→ Job: Copy the data exactly as it appears, and do not include any pictures.

•••

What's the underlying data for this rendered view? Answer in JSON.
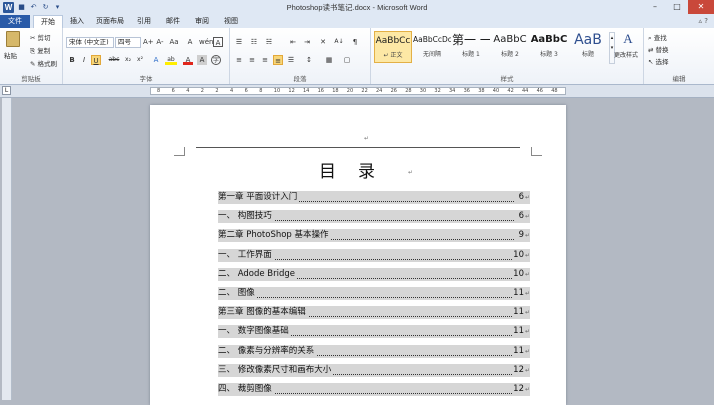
{
  "window": {
    "title": "Photoshop读书笔记.docx - Microsoft Word",
    "app_logo": "W",
    "controls": {
      "minimize": "–",
      "maximize": "□",
      "close": "✕"
    }
  },
  "qat": {
    "save": "■",
    "undo": "↶",
    "redo": "↻",
    "more": "▾"
  },
  "tabs": [
    {
      "label": "文件"
    },
    {
      "label": "开始"
    },
    {
      "label": "插入"
    },
    {
      "label": "页面布局"
    },
    {
      "label": "引用"
    },
    {
      "label": "邮件"
    },
    {
      "label": "审阅"
    },
    {
      "label": "视图"
    }
  ],
  "tab_right": "▵ ?",
  "ribbon": {
    "clipboard": {
      "label": "剪贴板",
      "paste": "粘贴",
      "cut": "剪切",
      "copy": "复制",
      "format_painter": "格式刷"
    },
    "font": {
      "label": "字体",
      "name": "宋体 (中文正)",
      "size": "四号",
      "grow": "A+",
      "shrink": "A-",
      "case": "Aa",
      "clear": "A",
      "pinyin": "wén",
      "border_a": "A",
      "bold": "B",
      "italic": "I",
      "underline": "U",
      "strike": "abc",
      "subscript": "x₂",
      "superscript": "x²",
      "effects": "A",
      "highlight": "ab",
      "font_color": "A",
      "shading": "A",
      "enclose": "字"
    },
    "paragraph": {
      "label": "段落",
      "bullets": "☰",
      "numbering": "☷",
      "multilevel": "☵",
      "decrease_indent": "⇤",
      "increase_indent": "⇥",
      "chinese_layout": "✕",
      "sort": "A↓",
      "show_marks": "¶",
      "align_left": "≡",
      "center": "≡",
      "align_right": "≡",
      "justify": "≡",
      "distributed": "☰",
      "line_spacing": "↕",
      "shading": "▦",
      "borders": "▢"
    },
    "styles": {
      "label": "样式",
      "change_styles": "更改样式",
      "items": [
        {
          "preview": "AaBbCc",
          "name": "↵ 正文"
        },
        {
          "preview": "AaBbCcDc",
          "name": "无间隔"
        },
        {
          "preview": "第一 一",
          "name": "标题 1"
        },
        {
          "preview": "AaBbC",
          "name": "标题 2"
        },
        {
          "preview": "AaBbC",
          "name": "标题 3"
        },
        {
          "preview": "AaB",
          "name": "标题"
        }
      ]
    },
    "editing": {
      "label": "编辑",
      "find": "查找",
      "replace": "替换",
      "select": "选择"
    }
  },
  "ruler": {
    "numbers": [
      "8",
      "6",
      "4",
      "2",
      "2",
      "4",
      "6",
      "8",
      "10",
      "12",
      "14",
      "16",
      "18",
      "20",
      "22",
      "24",
      "26",
      "28",
      "30",
      "32",
      "34",
      "36",
      "38",
      "40",
      "42",
      "44",
      "46",
      "48"
    ],
    "corner": "L"
  },
  "document": {
    "header_mark": "↵",
    "title": "目录",
    "title_mark": "↵",
    "entries": [
      {
        "text": "第一章  平面设计入门",
        "page": "6",
        "level": 1
      },
      {
        "text": "一、    构图技巧",
        "page": "6",
        "level": 2
      },
      {
        "text": "第二章  PhotoShop 基本操作",
        "page": "9",
        "level": 1
      },
      {
        "text": "一、    工作界面",
        "page": "10",
        "level": 2
      },
      {
        "text": "二、    Adode Bridge",
        "page": "10",
        "level": 2
      },
      {
        "text": "二、    图像",
        "page": "11",
        "level": 2
      },
      {
        "text": "第三章  图像的基本编辑",
        "page": "11",
        "level": 1
      },
      {
        "text": "一、    数字图像基础",
        "page": "11",
        "level": 2
      },
      {
        "text": "二、    像素与分辨率的关系",
        "page": "11",
        "level": 2
      },
      {
        "text": "三、    修改像素尺寸和画布大小",
        "page": "12",
        "level": 2
      },
      {
        "text": "四、    裁剪图像",
        "page": "12",
        "level": 2
      }
    ],
    "para_mark": "↵"
  }
}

•••

→ Reply to the task:
What's the underlying data for this rendered view? Answer in JSON.
{
  "window": {
    "title": "Photoshop读书笔记.docx - Microsoft Word",
    "app_logo": "W",
    "controls": {
      "minimize": "–",
      "maximize": "□",
      "close": "✕"
    }
  },
  "qat": {
    "save": "■",
    "undo": "↶",
    "redo": "↻",
    "more": "▾"
  },
  "tabs": [
    {
      "label": "文件"
    },
    {
      "label": "开始"
    },
    {
      "label": "插入"
    },
    {
      "label": "页面布局"
    },
    {
      "label": "引用"
    },
    {
      "label": "邮件"
    },
    {
      "label": "审阅"
    },
    {
      "label": "视图"
    }
  ],
  "tab_right": "▵ ?",
  "ribbon": {
    "clipboard": {
      "label": "剪贴板",
      "paste": "粘贴",
      "cut": "剪切",
      "copy": "复制",
      "format_painter": "格式刷"
    },
    "font": {
      "label": "字体",
      "name": "宋体 (中文正)",
      "size": "四号",
      "grow": "A+",
      "shrink": "A-",
      "case": "Aa",
      "clear": "A",
      "pinyin": "wén",
      "border_a": "A",
      "bold": "B",
      "italic": "I",
      "underline": "U",
      "strike": "abc",
      "subscript": "x₂",
      "superscript": "x²",
      "effects": "A",
      "highlight": "ab",
      "font_color": "A",
      "shading": "A",
      "enclose": "字"
    },
    "paragraph": {
      "label": "段落",
      "bullets": "☰",
      "numbering": "☷",
      "multilevel": "☵",
      "decrease_indent": "⇤",
      "increase_indent": "⇥",
      "chinese_layout": "✕",
      "sort": "A↓",
      "show_marks": "¶",
      "align_left": "≡",
      "center": "≡",
      "align_right": "≡",
      "justify": "≡",
      "distributed": "☰",
      "line_spacing": "↕",
      "shading": "▦",
      "borders": "▢"
    },
    "styles": {
      "label": "样式",
      "change_styles": "更改样式",
      "items": [
        {
          "preview": "AaBbCc",
          "name": "↵ 正文"
        },
        {
          "preview": "AaBbCcDc",
          "name": "无间隔"
        },
        {
          "preview": "第一 一",
          "name": "标题 1"
        },
        {
          "preview": "AaBbC",
          "name": "标题 2"
        },
        {
          "preview": "AaBbC",
          "name": "标题 3"
        },
        {
          "preview": "AaB",
          "name": "标题"
        }
      ]
    },
    "editing": {
      "label": "编辑",
      "find": "查找",
      "replace": "替换",
      "select": "选择"
    }
  },
  "ruler": {
    "numbers": [
      "8",
      "6",
      "4",
      "2",
      "2",
      "4",
      "6",
      "8",
      "10",
      "12",
      "14",
      "16",
      "18",
      "20",
      "22",
      "24",
      "26",
      "28",
      "30",
      "32",
      "34",
      "36",
      "38",
      "40",
      "42",
      "44",
      "46",
      "48"
    ],
    "corner": "L"
  },
  "document": {
    "header_mark": "↵",
    "title": "目录",
    "title_mark": "↵",
    "entries": [
      {
        "text": "第一章  平面设计入门",
        "page": "6",
        "level": 1
      },
      {
        "text": "一、    构图技巧",
        "page": "6",
        "level": 2
      },
      {
        "text": "第二章  PhotoShop 基本操作",
        "page": "9",
        "level": 1
      },
      {
        "text": "一、    工作界面",
        "page": "10",
        "level": 2
      },
      {
        "text": "二、    Adode Bridge",
        "page": "10",
        "level": 2
      },
      {
        "text": "二、    图像",
        "page": "11",
        "level": 2
      },
      {
        "text": "第三章  图像的基本编辑",
        "page": "11",
        "level": 1
      },
      {
        "text": "一、    数字图像基础",
        "page": "11",
        "level": 2
      },
      {
        "text": "二、    像素与分辨率的关系",
        "page": "11",
        "level": 2
      },
      {
        "text": "三、    修改像素尺寸和画布大小",
        "page": "12",
        "level": 2
      },
      {
        "text": "四、    裁剪图像",
        "page": "12",
        "level": 2
      }
    ],
    "para_mark": "↵"
  }
}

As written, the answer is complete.